*** SOURCE DATA

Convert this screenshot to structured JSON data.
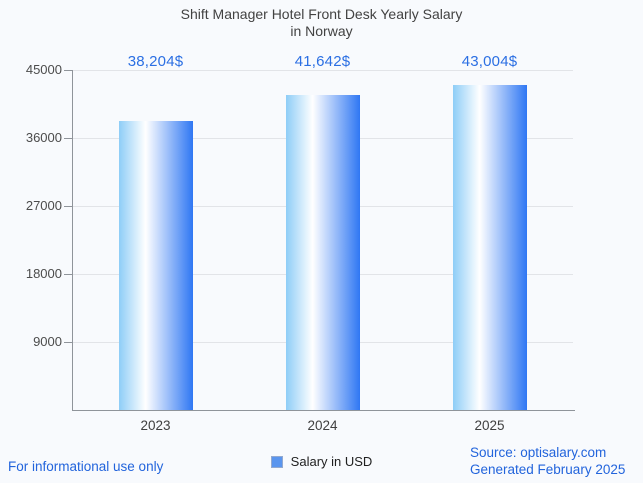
{
  "title": {
    "line1": "Shift Manager Hotel Front Desk Yearly Salary",
    "line2": "in Norway"
  },
  "chart_data": {
    "type": "bar",
    "title": "Shift Manager Hotel Front Desk Yearly Salary in Norway",
    "categories": [
      "2023",
      "2024",
      "2025"
    ],
    "values": [
      38204,
      41642,
      43004
    ],
    "value_labels": [
      "38,204$",
      "41,642$",
      "43,004$"
    ],
    "series_name": "Salary in USD",
    "xlabel": "",
    "ylabel": "",
    "ylim": [
      0,
      45000
    ],
    "yticks": [
      9000,
      18000,
      27000,
      36000,
      45000
    ],
    "grid": "horizontal",
    "legend_position": "bottom-center"
  },
  "legend": {
    "label": "Salary in USD",
    "marker_color": "#5a95ee",
    "marker_border": "#93a9cf"
  },
  "footer": {
    "left_note": "For informational use only",
    "source": "Source: optisalary.com",
    "generated": "Generated February 2025"
  },
  "colors": {
    "background": "#f8fafd",
    "title_text": "#424242",
    "axis_label": "#4c4c4c",
    "x_label": "#3f3f3f",
    "value_label": "#2b6fe3",
    "footer_link": "#2264dc",
    "legend_text": "#1f1f1f",
    "gridline": "#e2e4e8",
    "axis_line": "#8f949a",
    "bar_gradient": [
      "#8ecdf7",
      "#ffffff",
      "#2f77f3"
    ]
  }
}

******

[WRITTEN TASK] Pull out every line of the entries that includes the word "Manager".

[FINISHED ANSWER]
    "line1": "Shift Manager Hotel Front Desk Yearly Salary",
    "title": "Shift Manager Hotel Front Desk Yearly Salary in Norway",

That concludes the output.